## EXERCISE DIRECTIONS
Reproduce all of the material word for word.

## SOURCE MATERIAL
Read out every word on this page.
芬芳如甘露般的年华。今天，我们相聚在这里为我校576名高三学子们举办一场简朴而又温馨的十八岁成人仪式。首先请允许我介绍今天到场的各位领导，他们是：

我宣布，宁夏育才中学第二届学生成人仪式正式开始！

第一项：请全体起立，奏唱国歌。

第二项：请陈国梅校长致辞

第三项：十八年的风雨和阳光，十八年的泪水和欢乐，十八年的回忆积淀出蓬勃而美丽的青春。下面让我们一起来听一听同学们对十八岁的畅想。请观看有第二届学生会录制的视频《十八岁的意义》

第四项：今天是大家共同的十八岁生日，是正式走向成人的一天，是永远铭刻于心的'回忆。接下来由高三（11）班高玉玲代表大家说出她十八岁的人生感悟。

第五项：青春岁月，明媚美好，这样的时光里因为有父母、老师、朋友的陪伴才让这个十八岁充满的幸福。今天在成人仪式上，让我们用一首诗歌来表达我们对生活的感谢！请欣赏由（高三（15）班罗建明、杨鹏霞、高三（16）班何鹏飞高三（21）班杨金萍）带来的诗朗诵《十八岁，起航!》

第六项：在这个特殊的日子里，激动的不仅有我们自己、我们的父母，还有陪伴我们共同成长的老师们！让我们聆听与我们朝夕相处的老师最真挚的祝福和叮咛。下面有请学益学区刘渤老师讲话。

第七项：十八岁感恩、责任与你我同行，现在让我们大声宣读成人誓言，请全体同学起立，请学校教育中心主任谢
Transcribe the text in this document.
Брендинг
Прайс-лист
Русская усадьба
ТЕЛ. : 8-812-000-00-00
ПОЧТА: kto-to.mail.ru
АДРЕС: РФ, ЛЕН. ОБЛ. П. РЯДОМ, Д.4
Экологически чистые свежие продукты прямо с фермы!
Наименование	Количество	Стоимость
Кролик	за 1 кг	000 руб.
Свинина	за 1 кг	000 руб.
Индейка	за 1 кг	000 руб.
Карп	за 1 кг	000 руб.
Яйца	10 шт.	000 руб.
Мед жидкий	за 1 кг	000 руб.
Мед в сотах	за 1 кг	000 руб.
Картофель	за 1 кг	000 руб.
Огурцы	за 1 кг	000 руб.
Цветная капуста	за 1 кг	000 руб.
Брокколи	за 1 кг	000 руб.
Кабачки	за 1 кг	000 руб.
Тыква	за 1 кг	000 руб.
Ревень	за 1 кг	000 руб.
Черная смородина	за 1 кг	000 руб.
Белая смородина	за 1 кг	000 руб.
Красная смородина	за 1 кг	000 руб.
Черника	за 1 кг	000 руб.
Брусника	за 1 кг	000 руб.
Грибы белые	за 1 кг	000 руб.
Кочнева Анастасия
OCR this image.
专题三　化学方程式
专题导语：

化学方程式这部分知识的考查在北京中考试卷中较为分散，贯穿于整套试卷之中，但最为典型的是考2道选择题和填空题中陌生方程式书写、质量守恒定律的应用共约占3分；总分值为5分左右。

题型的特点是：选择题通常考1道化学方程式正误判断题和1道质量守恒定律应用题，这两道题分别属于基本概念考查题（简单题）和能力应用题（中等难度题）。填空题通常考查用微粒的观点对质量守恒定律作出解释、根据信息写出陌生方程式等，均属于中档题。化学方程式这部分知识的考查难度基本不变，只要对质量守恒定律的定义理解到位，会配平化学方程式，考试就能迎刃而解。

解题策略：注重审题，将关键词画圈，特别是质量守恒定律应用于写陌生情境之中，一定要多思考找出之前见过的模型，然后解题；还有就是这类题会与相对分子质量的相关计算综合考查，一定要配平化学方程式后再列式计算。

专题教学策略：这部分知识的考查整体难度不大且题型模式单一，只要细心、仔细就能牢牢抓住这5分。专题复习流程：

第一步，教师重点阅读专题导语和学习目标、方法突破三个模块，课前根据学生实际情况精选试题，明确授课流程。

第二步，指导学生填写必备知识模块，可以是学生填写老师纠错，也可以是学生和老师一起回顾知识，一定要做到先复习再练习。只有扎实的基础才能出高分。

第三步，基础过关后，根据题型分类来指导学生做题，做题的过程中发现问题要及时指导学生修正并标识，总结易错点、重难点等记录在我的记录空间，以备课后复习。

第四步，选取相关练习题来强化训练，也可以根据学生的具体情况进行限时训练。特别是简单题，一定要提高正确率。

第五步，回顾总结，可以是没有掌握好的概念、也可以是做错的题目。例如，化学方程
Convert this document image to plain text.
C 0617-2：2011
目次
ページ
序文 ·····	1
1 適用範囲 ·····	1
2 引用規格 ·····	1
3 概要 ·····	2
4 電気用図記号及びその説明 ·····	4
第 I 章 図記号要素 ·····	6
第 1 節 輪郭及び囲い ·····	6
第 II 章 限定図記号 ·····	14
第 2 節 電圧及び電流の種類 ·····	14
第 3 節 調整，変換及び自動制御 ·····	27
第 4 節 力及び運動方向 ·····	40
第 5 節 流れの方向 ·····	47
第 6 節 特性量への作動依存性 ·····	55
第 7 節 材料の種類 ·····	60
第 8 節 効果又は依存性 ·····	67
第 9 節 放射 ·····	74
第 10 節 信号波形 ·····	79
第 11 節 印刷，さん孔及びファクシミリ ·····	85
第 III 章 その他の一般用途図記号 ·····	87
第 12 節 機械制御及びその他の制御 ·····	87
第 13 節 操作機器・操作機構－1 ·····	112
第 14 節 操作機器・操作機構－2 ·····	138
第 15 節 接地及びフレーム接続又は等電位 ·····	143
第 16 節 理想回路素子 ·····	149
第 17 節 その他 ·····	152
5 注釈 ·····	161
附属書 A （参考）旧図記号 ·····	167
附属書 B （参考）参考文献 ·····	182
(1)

## EXERCISE RESPONSE
Read out every word on this page.
芬芳如甘露般的年华。今天，我们相聚在这里为我校576名高三学子们举办一场简朴而又温馨的十八岁成人仪式。首先请允许我介绍今天到场的各位领导，他们是：

我宣布，宁夏育才中学第二届学生成人仪式正式开始！

第一项：请全体起立，奏唱国歌。

第二项：请陈国梅校长致辞

第三项：十八年的风雨和阳光，十八年的泪水和欢乐，十八年的回忆积淀出蓬勃而美丽的青春。下面让我们一起来听一听同学们对十八岁的畅想。请观看有第二届学生会录制的视频《十八岁的意义》

第四项：今天是大家共同的十八岁生日，是正式走向成人的一天，是永远铭刻于心的'回忆。接下来由高三（11）班高玉玲代表大家说出她十八岁的人生感悟。

第五项：青春岁月，明媚美好，这样的时光里因为有父母、老师、朋友的陪伴才让这个十八岁充满的幸福。今天在成人仪式上，让我们用一首诗歌来表达我们对生活的感谢！请欣赏由（高三（15）班罗建明、杨鹏霞、高三（16）班何鹏飞高三（21）班杨金萍）带来的诗朗诵《十八岁，起航!》

第六项：在这个特殊的日子里，激动的不仅有我们自己、我们的父母，还有陪伴我们共同成长的老师们！让我们聆听与我们朝夕相处的老师最真挚的祝福和叮咛。下面有请学益学区刘渤老师讲话。

第七项：十八岁感恩、责任与你我同行，现在让我们大声宣读成人誓言，请全体同学起立，请学校教育中心主任谢
Transcribe the text in this document.
Брендинг
Прайс-лист
Русская усадьба
ТЕЛ. : 8-812-000-00-00
ПОЧТА: kto-to.mail.ru
АДРЕС: РФ, ЛЕН. ОБЛ. П. РЯДОМ, Д.4
Экологически чистые свежие продукты прямо с фермы!
Наименование	Количество	Стоимость
Кролик	за 1 кг	000 руб.
Свинина	за 1 кг	000 руб.
Индейка	за 1 кг	000 руб.
Карп	за 1 кг	000 руб.
Яйца	10 шт.	000 руб.
Мед жидкий	за 1 кг	000 руб.
Мед в сотах	за 1 кг	000 руб.
Картофель	за 1 кг	000 руб.
Огурцы	за 1 кг	000 руб.
Цветная капуста	за 1 кг	000 руб.
Брокколи	за 1 кг	000 руб.
Кабачки	за 1 кг	000 руб.
Тыква	за 1 кг	000 руб.
Ревень	за 1 кг	000 руб.
Черная смородина	за 1 кг	000 руб.
Белая смородина	за 1 кг	000 руб.
Красная смородина	за 1 кг	000 руб.
Черника	за 1 кг	000 руб.
Брусника	за 1 кг	000 руб.
Грибы белые	за 1 кг	000 руб.
Кочнева Анастасия
OCR this image.
专题三　化学方程式
专题导语：

化学方程式这部分知识的考查在北京中考试卷中较为分散，贯穿于整套试卷之中，但最为典型的是考2道选择题和填空题中陌生方程式书写、质量守恒定律的应用共约占3分；总分值为5分左右。

题型的特点是：选择题通常考1道化学方程式正误判断题和1道质量守恒定律应用题，这两道题分别属于基本概念考查题（简单题）和能力应用题（中等难度题）。填空题通常考查用微粒的观点对质量守恒定律作出解释、根据信息写出陌生方程式等，均属于中档题。化学方程式这部分知识的考查难度基本不变，只要对质量守恒定律的定义理解到位，会配平化学方程式，考试就能迎刃而解。

解题策略：注重审题，将关键词画圈，特别是质量守恒定律应用于写陌生情境之中，一定要多思考找出之前见过的模型，然后解题；还有就是这类题会与相对分子质量的相关计算综合考查，一定要配平化学方程式后再列式计算。

专题教学策略：这部分知识的考查整体难度不大且题型模式单一，只要细心、仔细就能牢牢抓住这5分。专题复习流程：

第一步，教师重点阅读专题导语和学习目标、方法突破三个模块，课前根据学生实际情况精选试题，明确授课流程。

第二步，指导学生填写必备知识模块，可以是学生填写老师纠错，也可以是学生和老师一起回顾知识，一定要做到先复习再练习。只有扎实的基础才能出高分。

第三步，基础过关后，根据题型分类来指导学生做题，做题的过程中发现问题要及时指导学生修正并标识，总结易错点、重难点等记录在我的记录空间，以备课后复习。

第四步，选取相关练习题来强化训练，也可以根据学生的具体情况进行限时训练。特别是简单题，一定要提高正确率。

第五步，回顾总结，可以是没有掌握好的概念、也可以是做错的题目。例如，化学方程
Convert this document image to plain text.
C 0617-2：2011
目次
ページ
序文 ·····	1
1 適用範囲 ·····	1
2 引用規格 ·····	1
3 概要 ·····	2
4 電気用図記号及びその説明 ·····	4
第 I 章 図記号要素 ·····	6
第 1 節 輪郭及び囲い ·····	6
第 II 章 限定図記号 ·····	14
第 2 節 電圧及び電流の種類 ·····	14
第 3 節 調整，変換及び自動制御 ·····	27
第 4 節 力及び運動方向 ·····	40
第 5 節 流れの方向 ·····	47
第 6 節 特性量への作動依存性 ·····	55
第 7 節 材料の種類 ·····	60
第 8 節 効果又は依存性 ·····	67
第 9 節 放射 ·····	74
第 10 節 信号波形 ·····	79
第 11 節 印刷，さん孔及びファクシミリ ·····	85
第 III 章 その他の一般用途図記号 ·····	87
第 12 節 機械制御及びその他の制御 ·····	87
第 13 節 操作機器・操作機構－1 ·····	112
第 14 節 操作機器・操作機構－2 ·····	138
第 15 節 接地及びフレーム接続又は等電位 ·····	143
第 16 節 理想回路素子 ·····	149
第 17 節 その他 ·····	152
5 注釈 ·····	161
附属書 A （参考）旧図記号 ·····	167
附属書 B （参考）参考文献 ·····	182
(1)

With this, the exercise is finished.